[What is asked]: Will you output all of the data below exactly, omitting the images?

-- start Records for the exercise --

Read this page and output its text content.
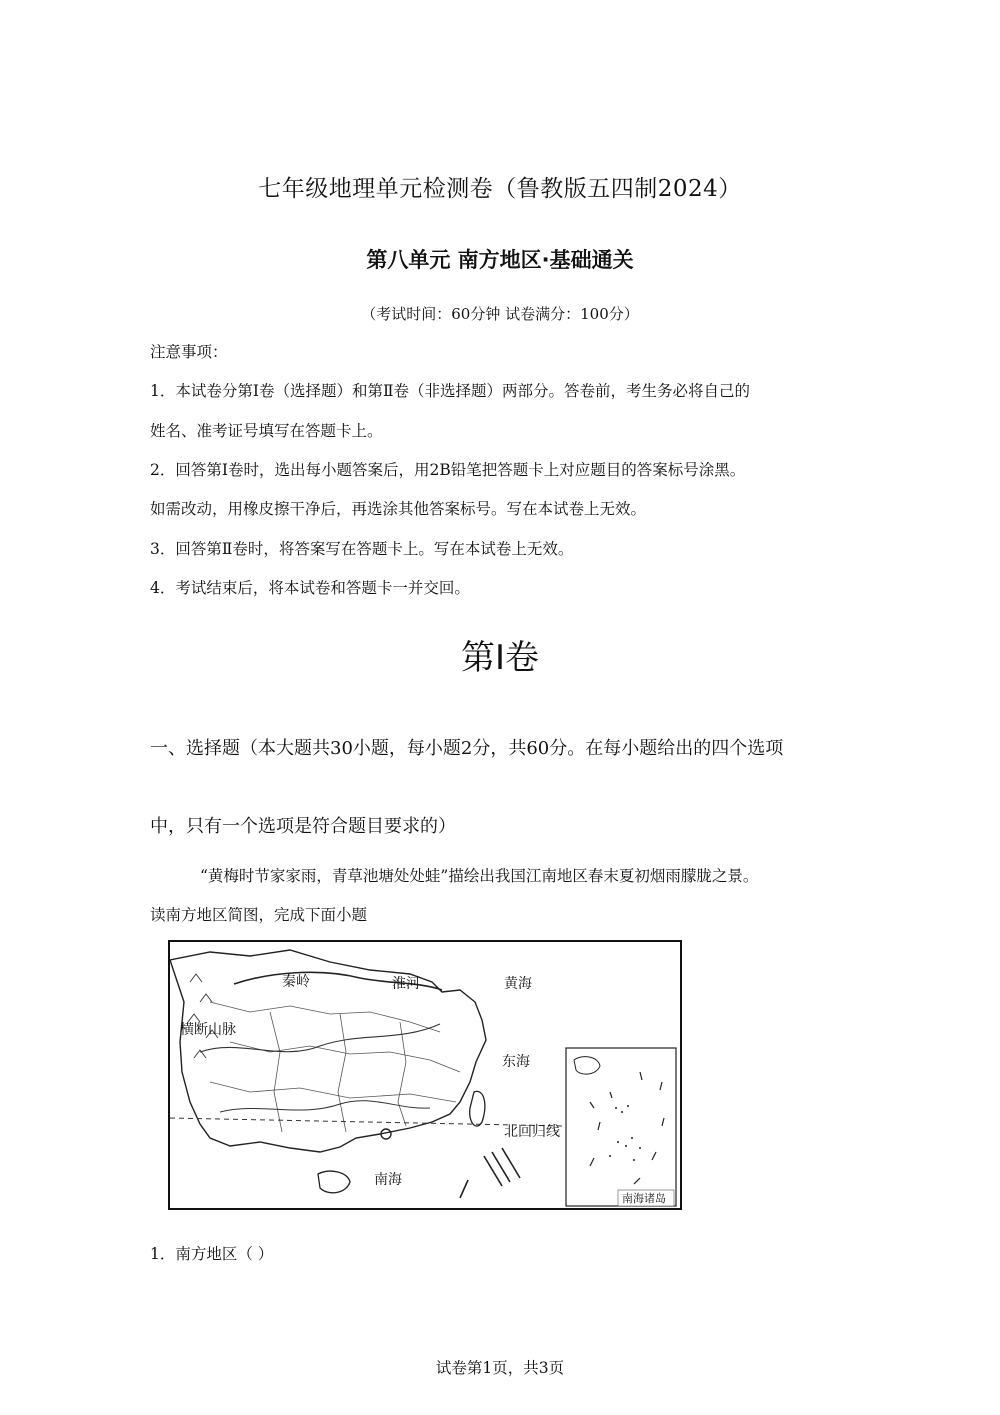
七年级地理单元检测卷（鲁教版五四制2024）
第八单元 南方地区·基础通关
（考试时间：60分钟 试卷满分：100分）
注意事项：
1．本试卷分第Ⅰ卷（选择题）和第Ⅱ卷（非选择题）两部分。答卷前，考生务必将自己的
姓名、准考证号填写在答题卡上。
2．回答第Ⅰ卷时，选出每小题答案后，用2B铅笔把答题卡上对应题目的答案标号涂黑。
如需改动，用橡皮擦干净后，再选涂其他答案标号。写在本试卷上无效。
3．回答第Ⅱ卷时，将答案写在答题卡上。写在本试卷上无效。
4．考试结束后，将本试卷和答题卡一并交回。
第Ⅰ卷
一、选择题（本大题共30小题，每小题2分，共60分。在每小题给出的四个选项
中，只有一个选项是符合题目要求的）
“黄梅时节家家雨，青草池塘处处蛙”描绘出我国江南地区春末夏初烟雨朦胧之景。
读南方地区简图，完成下面小题
秦岭	淮河	黄海
横断山脉
东海
北回归线
南海
南海诸岛
1．南方地区（ ）
试卷第1页，共3页
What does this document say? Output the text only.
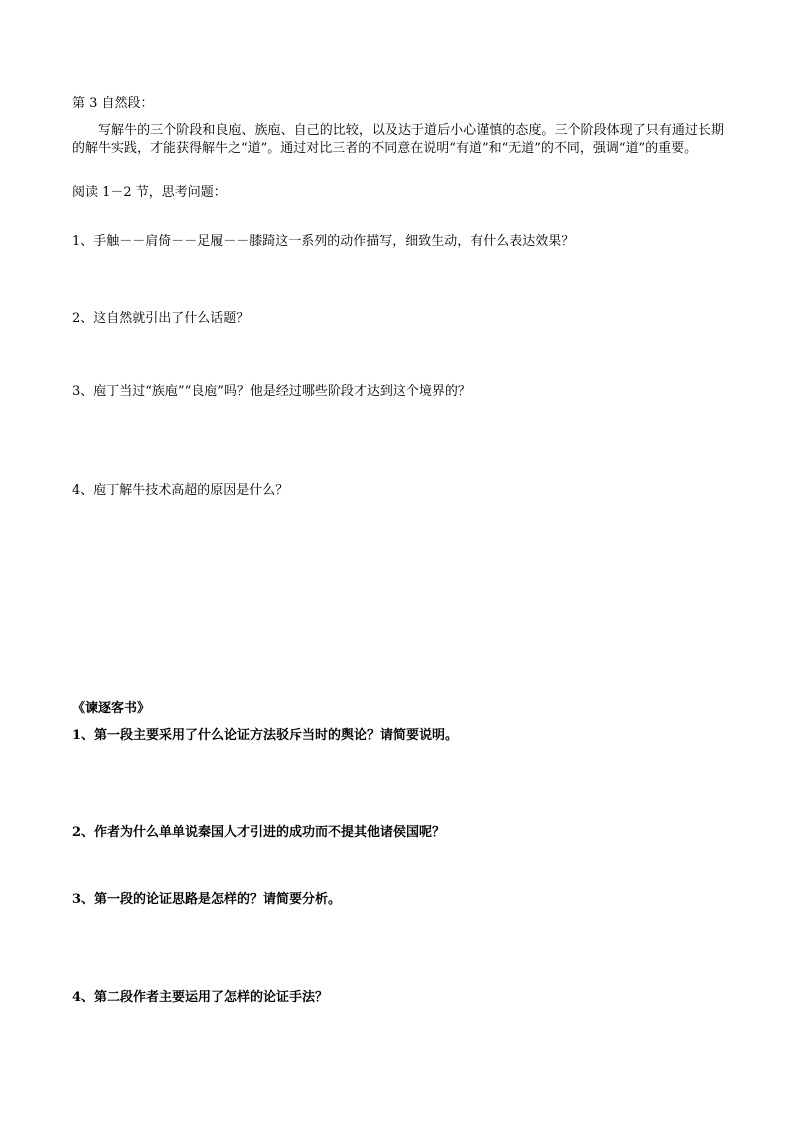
第 3 自然段：
写解牛的三个阶段和良庖、族庖、自己的比较，以及达于道后小心谨慎的态度。三个阶段体现了只有通过长期的解牛实践，才能获得解牛之“道”。通过对比三者的不同意在说明“有道”和“无道”的不同，强调“道”的重要。
阅读 1－2 节，思考问题：
1、手触－－肩倚－－足履－－膝踦这一系列的动作描写，细致生动，有什么表达效果？
2、这自然就引出了什么话题？
3、庖丁当过“族庖”“良庖”吗？他是经过哪些阶段才达到这个境界的？
4、庖丁解牛技术高超的原因是什么？
《谏逐客书》
1、第一段主要采用了什么论证方法驳斥当时的舆论？请简要说明。
2、作者为什么单单说秦国人才引进的成功而不提其他诸侯国呢？
3、第一段的论证思路是怎样的？请简要分析。
4、第二段作者主要运用了怎样的论证手法？
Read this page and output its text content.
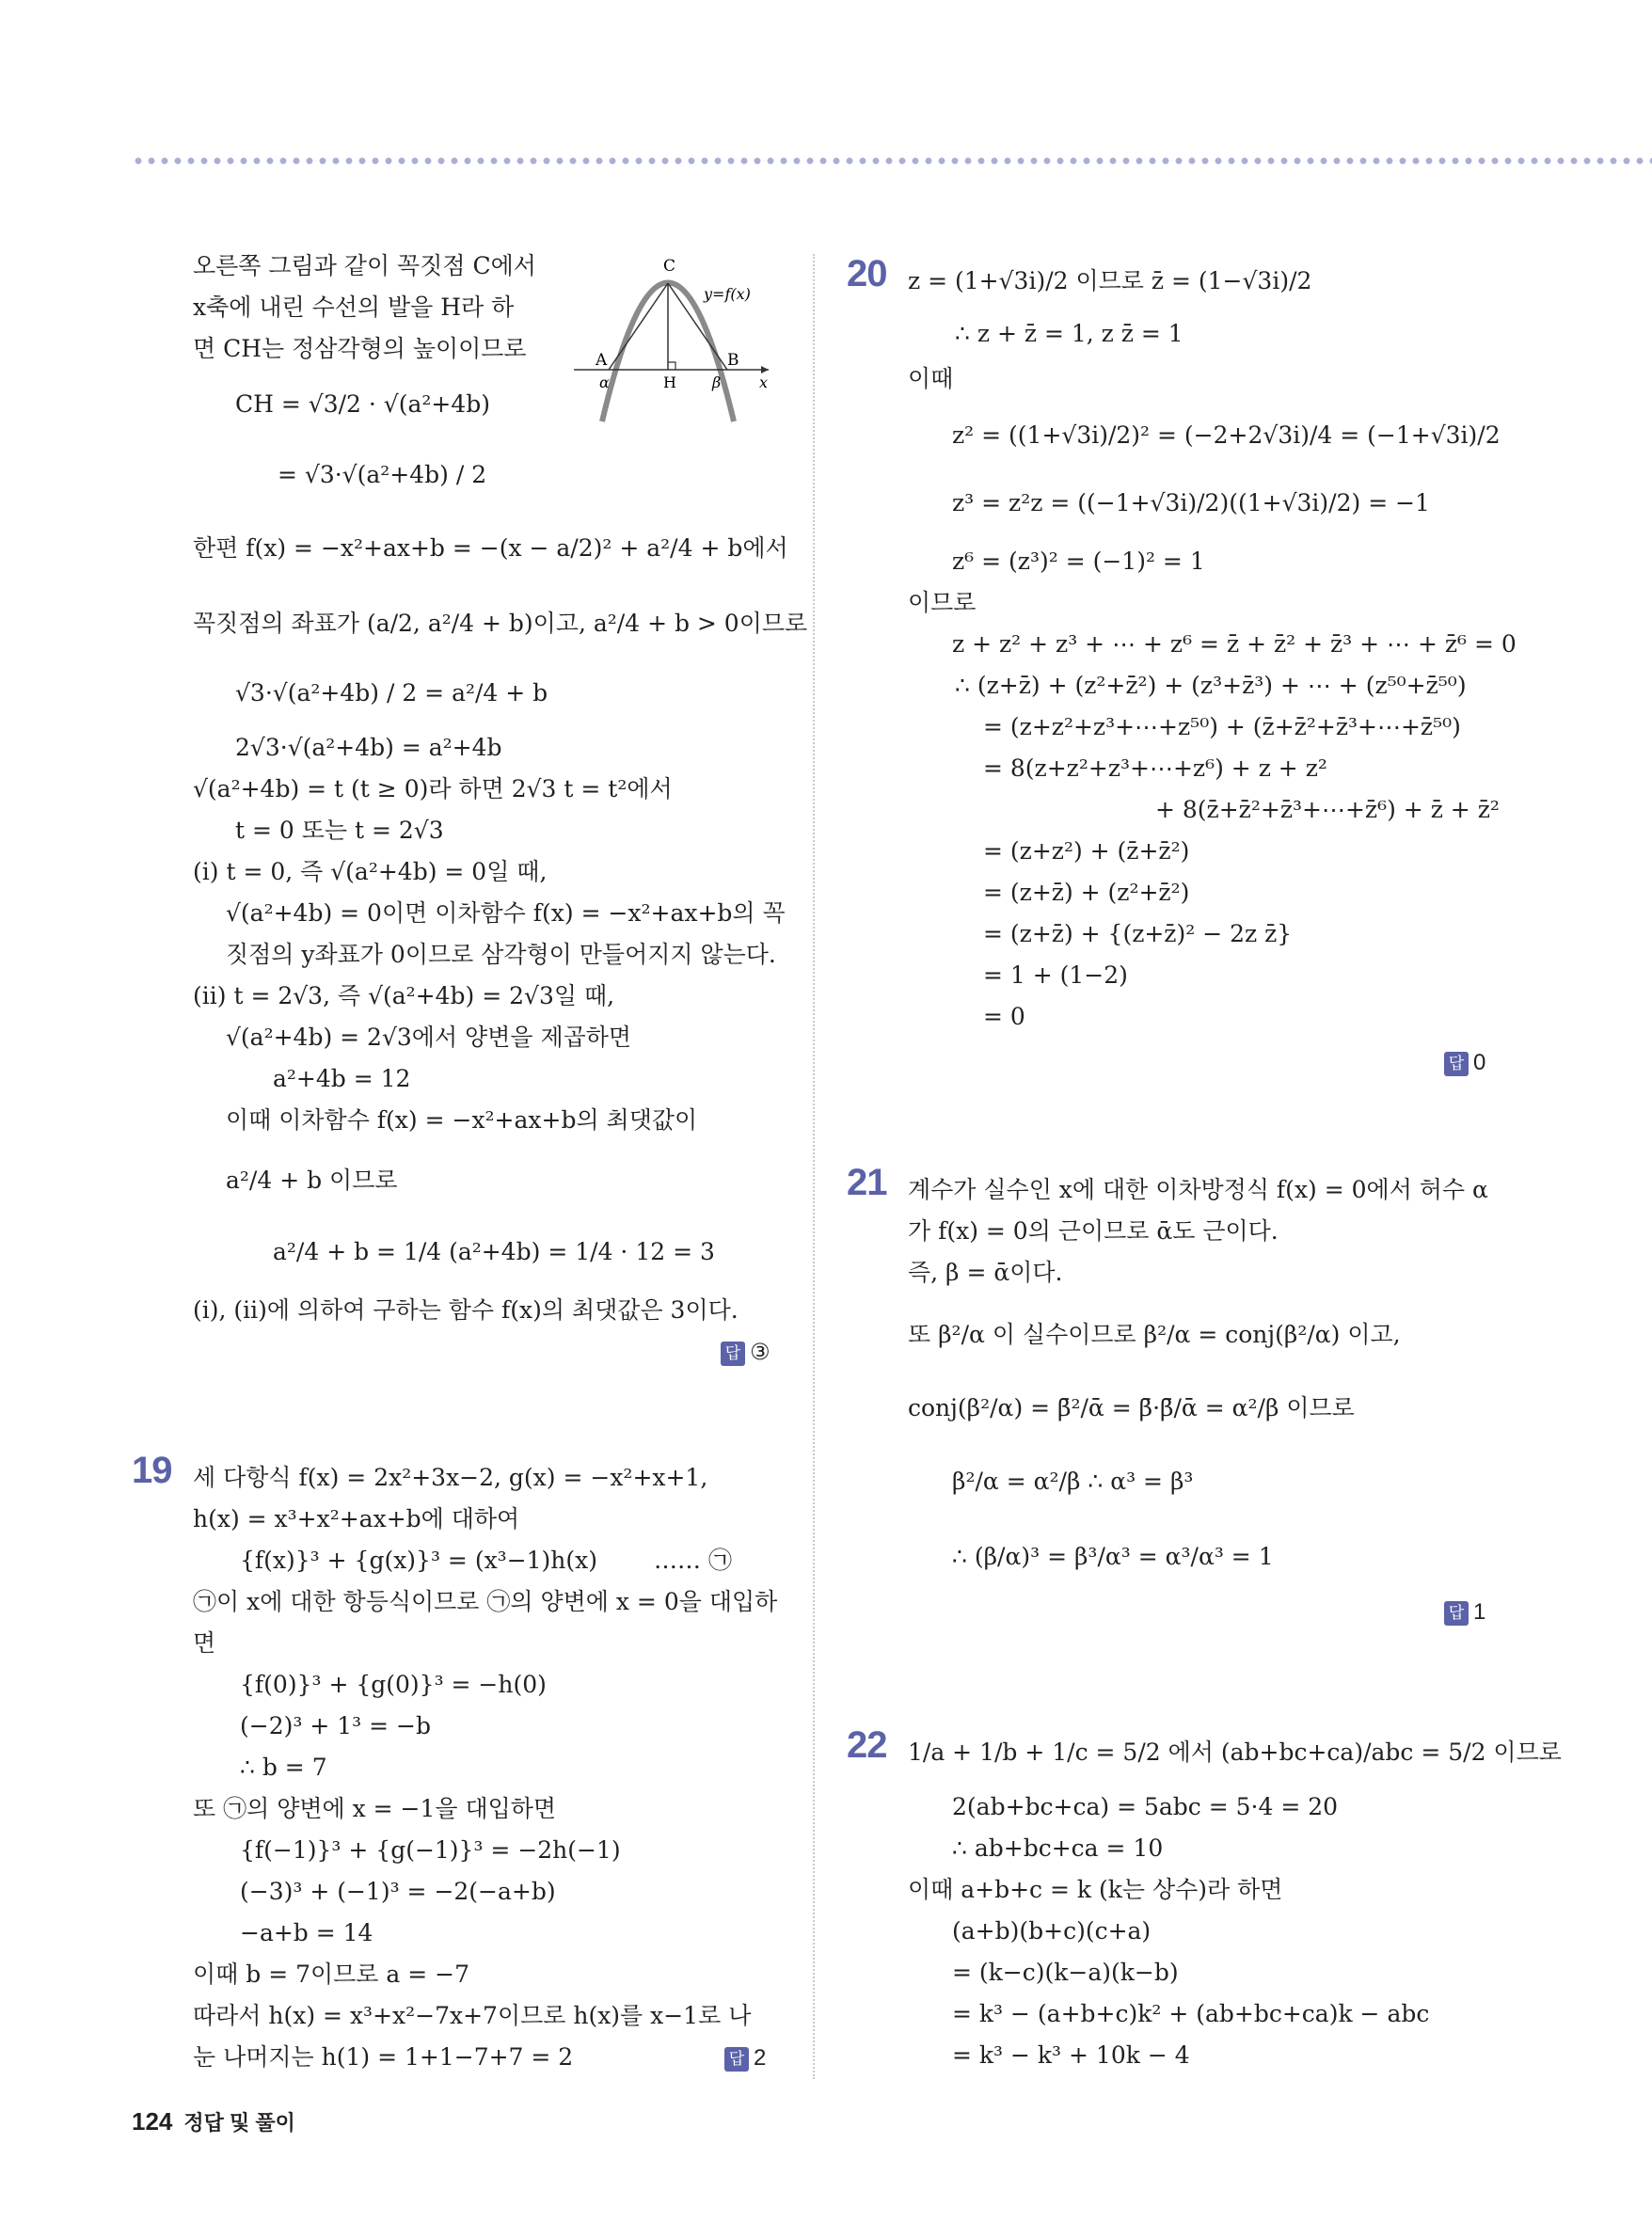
오른쪽 그림과 같이 꼭짓점 C에서
x축에 내린 수선의 발을 H라 하
면 CH는 정삼각형의 높이이므로
CH = √3/2 · √(a²+4b)
= √3·√(a²+4b) / 2
한편 f(x) = −x²+ax+b = −(x − a/2)² + a²/4 + b에서
꼭짓점의 좌표가 (a/2, a²/4 + b)이고, a²/4 + b > 0이므로
√3·√(a²+4b) / 2 = a²/4 + b
2√3·√(a²+4b) = a²+4b
√(a²+4b) = t (t ≥ 0)라 하면 2√3 t = t²에서
t = 0 또는 t = 2√3
(i) t = 0, 즉 √(a²+4b) = 0일 때,
√(a²+4b) = 0이면 이차함수 f(x) = −x²+ax+b의 꼭
짓점의 y좌표가 0이므로 삼각형이 만들어지지 않는다.
(ii) t = 2√3, 즉 √(a²+4b) = 2√3일 때,
√(a²+4b) = 2√3에서 양변을 제곱하면
a²+4b = 12
이때 이차함수 f(x) = −x²+ax+b의 최댓값이
a²/4 + b 이므로
a²/4 + b = 1/4 (a²+4b) = 1/4 · 12 = 3
(i), (ii)에 의하여 구하는 함수 f(x)의 최댓값은 3이다.
답 ③
C
y=f(x)
A	B
H
α	β	x
19 세 다항식 f(x) = 2x²+3x−2, g(x) = −x²+x+1,
h(x) = x³+x²+ax+b에 대하여
{f(x)}³ + {g(x)}³ = (x³−1)h(x) …… ㉠
㉠이 x에 대한 항등식이므로 ㉠의 양변에 x = 0을 대입하
면
{f(0)}³ + {g(0)}³ = −h(0)
(−2)³ + 1³ = −b
∴ b = 7
또 ㉠의 양변에 x = −1을 대입하면
{f(−1)}³ + {g(−1)}³ = −2h(−1)
(−3)³ + (−1)³ = −2(−a+b)
−a+b = 14
이때 b = 7이므로 a = −7
따라서 h(x) = x³+x²−7x+7이므로 h(x)를 x−1로 나
눈 나머지는 h(1) = 1+1−7+7 = 2	답 2
20 z = (1+√3i)/2 이므로 z̄ = (1−√3i)/2
∴ z + z̄ = 1, z z̄ = 1
이때
z² = ((1+√3i)/2)² = (−2+2√3i)/4 = (−1+√3i)/2
z³ = z²z = ((−1+√3i)/2)((1+√3i)/2) = −1
z⁶ = (z³)² = (−1)² = 1
이므로
z + z² + z³ + ⋯ + z⁶ = z̄ + z̄² + z̄³ + ⋯ + z̄⁶ = 0
∴ (z+z̄) + (z²+z̄²) + (z³+z̄³) + ⋯ + (z⁵⁰+z̄⁵⁰)
= (z+z²+z³+⋯+z⁵⁰) + (z̄+z̄²+z̄³+⋯+z̄⁵⁰)
= 8(z+z²+z³+⋯+z⁶) + z + z²
+ 8(z̄+z̄²+z̄³+⋯+z̄⁶) + z̄ + z̄²
= (z+z²) + (z̄+z̄²)
= (z+z̄) + (z²+z̄²)
= (z+z̄) + {(z+z̄)² − 2z z̄}
= 1 + (1−2)
= 0
답 0
21 계수가 실수인 x에 대한 이차방정식 f(x) = 0에서 허수 α
가 f(x) = 0의 근이므로 ᾱ도 근이다.
즉, β = ᾱ이다.
또 β²/α 이 실수이므로 β²/α = conj(β²/α) 이고,
conj(β²/α) = β̄²/ᾱ = β̄·β̄/ᾱ = α²/β 이므로
β²/α = α²/β ∴ α³ = β³
∴ (β/α)³ = β³/α³ = α³/α³ = 1
답 1
22 1/a + 1/b + 1/c = 5/2 에서 (ab+bc+ca)/abc = 5/2 이므로
2(ab+bc+ca) = 5abc = 5·4 = 20
∴ ab+bc+ca = 10
이때 a+b+c = k (k는 상수)라 하면
(a+b)(b+c)(c+a)
= (k−c)(k−a)(k−b)
= k³ − (a+b+c)k² + (ab+bc+ca)k − abc
= k³ − k³ + 10k − 4
124 정답 및 풀이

-- end Records for the exercise --

[Output for this task]:
Read this page and output its text content.
七年级地理单元检测卷（鲁教版五四制2024）
第八单元 南方地区·基础通关
（考试时间：60分钟 试卷满分：100分）
注意事项：
1．本试卷分第Ⅰ卷（选择题）和第Ⅱ卷（非选择题）两部分。答卷前，考生务必将自己的
姓名、准考证号填写在答题卡上。
2．回答第Ⅰ卷时，选出每小题答案后，用2B铅笔把答题卡上对应题目的答案标号涂黑。
如需改动，用橡皮擦干净后，再选涂其他答案标号。写在本试卷上无效。
3．回答第Ⅱ卷时，将答案写在答题卡上。写在本试卷上无效。
4．考试结束后，将本试卷和答题卡一并交回。
第Ⅰ卷
一、选择题（本大题共30小题，每小题2分，共60分。在每小题给出的四个选项
中，只有一个选项是符合题目要求的）
“黄梅时节家家雨，青草池塘处处蛙”描绘出我国江南地区春末夏初烟雨朦胧之景。
读南方地区简图，完成下面小题
秦岭	淮河	黄海
横断山脉
东海
北回归线
南海
南海诸岛
1．南方地区（ ）
试卷第1页，共3页
What does this document say? Output the text only.
第 3 自然段：
写解牛的三个阶段和良庖、族庖、自己的比较，以及达于道后小心谨慎的态度。三个阶段体现了只有通过长期的解牛实践，才能获得解牛之“道”。通过对比三者的不同意在说明“有道”和“无道”的不同，强调“道”的重要。
阅读 1－2 节，思考问题：
1、手触－－肩倚－－足履－－膝踦这一系列的动作描写，细致生动，有什么表达效果？
2、这自然就引出了什么话题？
3、庖丁当过“族庖”“良庖”吗？他是经过哪些阶段才达到这个境界的？
4、庖丁解牛技术高超的原因是什么？
《谏逐客书》
1、第一段主要采用了什么论证方法驳斥当时的舆论？请简要说明。
2、作者为什么单单说秦国人才引进的成功而不提其他诸侯国呢？
3、第一段的论证思路是怎样的？请简要分析。
4、第二段作者主要运用了怎样的论证手法？
Read this page and output its text content.
오른쪽 그림과 같이 꼭짓점 C에서
x축에 내린 수선의 발을 H라 하
면 CH는 정삼각형의 높이이므로
CH = √3/2 · √(a²+4b)
= √3·√(a²+4b) / 2
한편 f(x) = −x²+ax+b = −(x − a/2)² + a²/4 + b에서
꼭짓점의 좌표가 (a/2, a²/4 + b)이고, a²/4 + b > 0이므로
√3·√(a²+4b) / 2 = a²/4 + b
2√3·√(a²+4b) = a²+4b
√(a²+4b) = t (t ≥ 0)라 하면 2√3 t = t²에서
t = 0 또는 t = 2√3
(i) t = 0, 즉 √(a²+4b) = 0일 때,
√(a²+4b) = 0이면 이차함수 f(x) = −x²+ax+b의 꼭
짓점의 y좌표가 0이므로 삼각형이 만들어지지 않는다.
(ii) t = 2√3, 즉 √(a²+4b) = 2√3일 때,
√(a²+4b) = 2√3에서 양변을 제곱하면
a²+4b = 12
이때 이차함수 f(x) = −x²+ax+b의 최댓값이
a²/4 + b 이므로
a²/4 + b = 1/4 (a²+4b) = 1/4 · 12 = 3
(i), (ii)에 의하여 구하는 함수 f(x)의 최댓값은 3이다.
답 ③
C
y=f(x)
A	B
H
α	β	x
19 세 다항식 f(x) = 2x²+3x−2, g(x) = −x²+x+1,
h(x) = x³+x²+ax+b에 대하여
{f(x)}³ + {g(x)}³ = (x³−1)h(x) …… ㉠
㉠이 x에 대한 항등식이므로 ㉠의 양변에 x = 0을 대입하
면
{f(0)}³ + {g(0)}³ = −h(0)
(−2)³ + 1³ = −b
∴ b = 7
또 ㉠의 양변에 x = −1을 대입하면
{f(−1)}³ + {g(−1)}³ = −2h(−1)
(−3)³ + (−1)³ = −2(−a+b)
−a+b = 14
이때 b = 7이므로 a = −7
따라서 h(x) = x³+x²−7x+7이므로 h(x)를 x−1로 나
눈 나머지는 h(1) = 1+1−7+7 = 2	답 2
20 z = (1+√3i)/2 이므로 z̄ = (1−√3i)/2
∴ z + z̄ = 1, z z̄ = 1
이때
z² = ((1+√3i)/2)² = (−2+2√3i)/4 = (−1+√3i)/2
z³ = z²z = ((−1+√3i)/2)((1+√3i)/2) = −1
z⁶ = (z³)² = (−1)² = 1
이므로
z + z² + z³ + ⋯ + z⁶ = z̄ + z̄² + z̄³ + ⋯ + z̄⁶ = 0
∴ (z+z̄) + (z²+z̄²) + (z³+z̄³) + ⋯ + (z⁵⁰+z̄⁵⁰)
= (z+z²+z³+⋯+z⁵⁰) + (z̄+z̄²+z̄³+⋯+z̄⁵⁰)
= 8(z+z²+z³+⋯+z⁶) + z + z²
+ 8(z̄+z̄²+z̄³+⋯+z̄⁶) + z̄ + z̄²
= (z+z²) + (z̄+z̄²)
= (z+z̄) + (z²+z̄²)
= (z+z̄) + {(z+z̄)² − 2z z̄}
= 1 + (1−2)
= 0
답 0
21 계수가 실수인 x에 대한 이차방정식 f(x) = 0에서 허수 α
가 f(x) = 0의 근이므로 ᾱ도 근이다.
즉, β = ᾱ이다.
또 β²/α 이 실수이므로 β²/α = conj(β²/α) 이고,
conj(β²/α) = β̄²/ᾱ = β̄·β̄/ᾱ = α²/β 이므로
β²/α = α²/β ∴ α³ = β³
∴ (β/α)³ = β³/α³ = α³/α³ = 1
답 1
22 1/a + 1/b + 1/c = 5/2 에서 (ab+bc+ca)/abc = 5/2 이므로
2(ab+bc+ca) = 5abc = 5·4 = 20
∴ ab+bc+ca = 10
이때 a+b+c = k (k는 상수)라 하면
(a+b)(b+c)(c+a)
= (k−c)(k−a)(k−b)
= k³ − (a+b+c)k² + (ab+bc+ca)k − abc
= k³ − k³ + 10k − 4
124 정답 및 풀이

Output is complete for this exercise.